**PROBLEM STATEMENT:** Write out all the entries word for word, but skip any images.

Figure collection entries
________

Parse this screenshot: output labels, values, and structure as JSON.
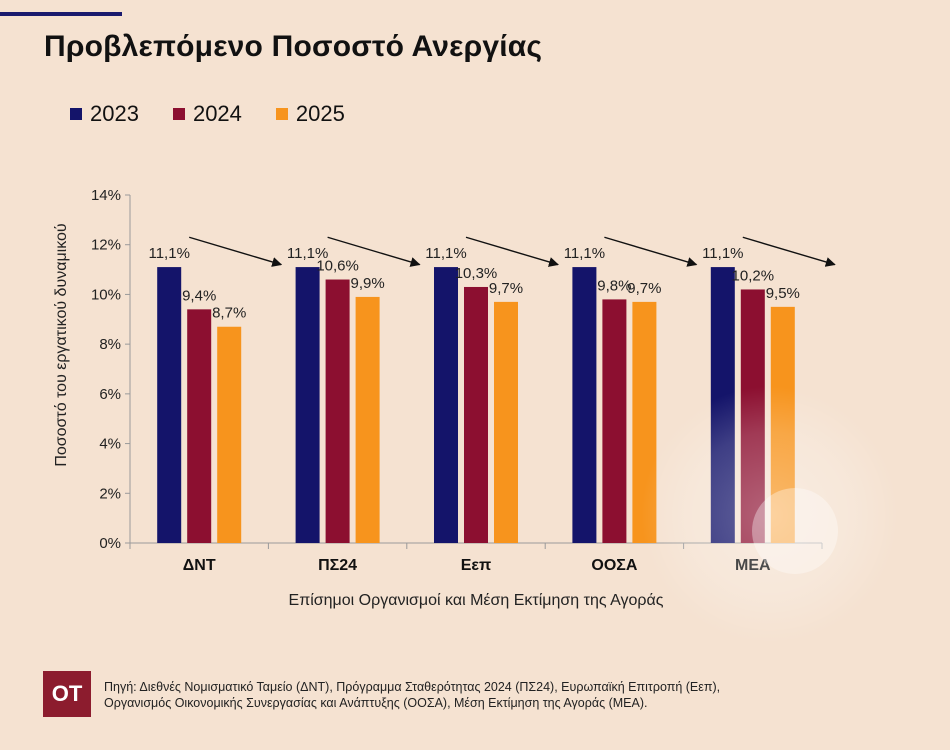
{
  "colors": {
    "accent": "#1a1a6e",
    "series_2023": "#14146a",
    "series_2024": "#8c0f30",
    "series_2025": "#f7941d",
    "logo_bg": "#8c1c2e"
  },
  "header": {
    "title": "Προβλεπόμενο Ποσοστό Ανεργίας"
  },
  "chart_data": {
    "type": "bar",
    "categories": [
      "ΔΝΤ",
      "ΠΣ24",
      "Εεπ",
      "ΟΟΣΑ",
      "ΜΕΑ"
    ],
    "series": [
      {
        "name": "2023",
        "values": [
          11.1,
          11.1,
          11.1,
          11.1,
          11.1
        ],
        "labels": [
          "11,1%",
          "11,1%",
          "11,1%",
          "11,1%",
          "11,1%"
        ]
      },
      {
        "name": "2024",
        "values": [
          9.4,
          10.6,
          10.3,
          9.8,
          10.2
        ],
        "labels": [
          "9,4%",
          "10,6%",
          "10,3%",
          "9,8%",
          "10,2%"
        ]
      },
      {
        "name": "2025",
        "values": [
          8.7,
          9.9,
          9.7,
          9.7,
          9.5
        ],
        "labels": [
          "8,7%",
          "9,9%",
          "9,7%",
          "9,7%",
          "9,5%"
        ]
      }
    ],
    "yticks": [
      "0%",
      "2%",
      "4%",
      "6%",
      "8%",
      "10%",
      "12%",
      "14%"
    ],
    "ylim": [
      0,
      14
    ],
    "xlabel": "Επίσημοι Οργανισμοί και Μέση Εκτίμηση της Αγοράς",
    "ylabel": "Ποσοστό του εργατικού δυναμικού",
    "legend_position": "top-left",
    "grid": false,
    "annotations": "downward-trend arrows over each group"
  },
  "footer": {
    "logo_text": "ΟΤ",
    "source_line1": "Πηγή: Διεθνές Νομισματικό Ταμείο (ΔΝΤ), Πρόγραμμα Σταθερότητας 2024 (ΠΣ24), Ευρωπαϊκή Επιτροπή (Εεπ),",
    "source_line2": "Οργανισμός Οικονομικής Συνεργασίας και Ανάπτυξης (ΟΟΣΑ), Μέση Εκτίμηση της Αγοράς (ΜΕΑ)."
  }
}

________

**RESULT OF THE EXERCISE:**
Parse this screenshot: output labels, values, and structure as JSON.
{
  "colors": {
    "accent": "#1a1a6e",
    "series_2023": "#14146a",
    "series_2024": "#8c0f30",
    "series_2025": "#f7941d",
    "logo_bg": "#8c1c2e"
  },
  "header": {
    "title": "Προβλεπόμενο Ποσοστό Ανεργίας"
  },
  "chart_data": {
    "type": "bar",
    "categories": [
      "ΔΝΤ",
      "ΠΣ24",
      "Εεπ",
      "ΟΟΣΑ",
      "ΜΕΑ"
    ],
    "series": [
      {
        "name": "2023",
        "values": [
          11.1,
          11.1,
          11.1,
          11.1,
          11.1
        ],
        "labels": [
          "11,1%",
          "11,1%",
          "11,1%",
          "11,1%",
          "11,1%"
        ]
      },
      {
        "name": "2024",
        "values": [
          9.4,
          10.6,
          10.3,
          9.8,
          10.2
        ],
        "labels": [
          "9,4%",
          "10,6%",
          "10,3%",
          "9,8%",
          "10,2%"
        ]
      },
      {
        "name": "2025",
        "values": [
          8.7,
          9.9,
          9.7,
          9.7,
          9.5
        ],
        "labels": [
          "8,7%",
          "9,9%",
          "9,7%",
          "9,7%",
          "9,5%"
        ]
      }
    ],
    "yticks": [
      "0%",
      "2%",
      "4%",
      "6%",
      "8%",
      "10%",
      "12%",
      "14%"
    ],
    "ylim": [
      0,
      14
    ],
    "xlabel": "Επίσημοι Οργανισμοί και Μέση Εκτίμηση της Αγοράς",
    "ylabel": "Ποσοστό του εργατικού δυναμικού",
    "legend_position": "top-left",
    "grid": false,
    "annotations": "downward-trend arrows over each group"
  },
  "footer": {
    "logo_text": "ΟΤ",
    "source_line1": "Πηγή: Διεθνές Νομισματικό Ταμείο (ΔΝΤ), Πρόγραμμα Σταθερότητας 2024 (ΠΣ24), Ευρωπαϊκή Επιτροπή (Εεπ),",
    "source_line2": "Οργανισμός Οικονομικής Συνεργασίας και Ανάπτυξης (ΟΟΣΑ), Μέση Εκτίμηση της Αγοράς (ΜΕΑ)."
  }
}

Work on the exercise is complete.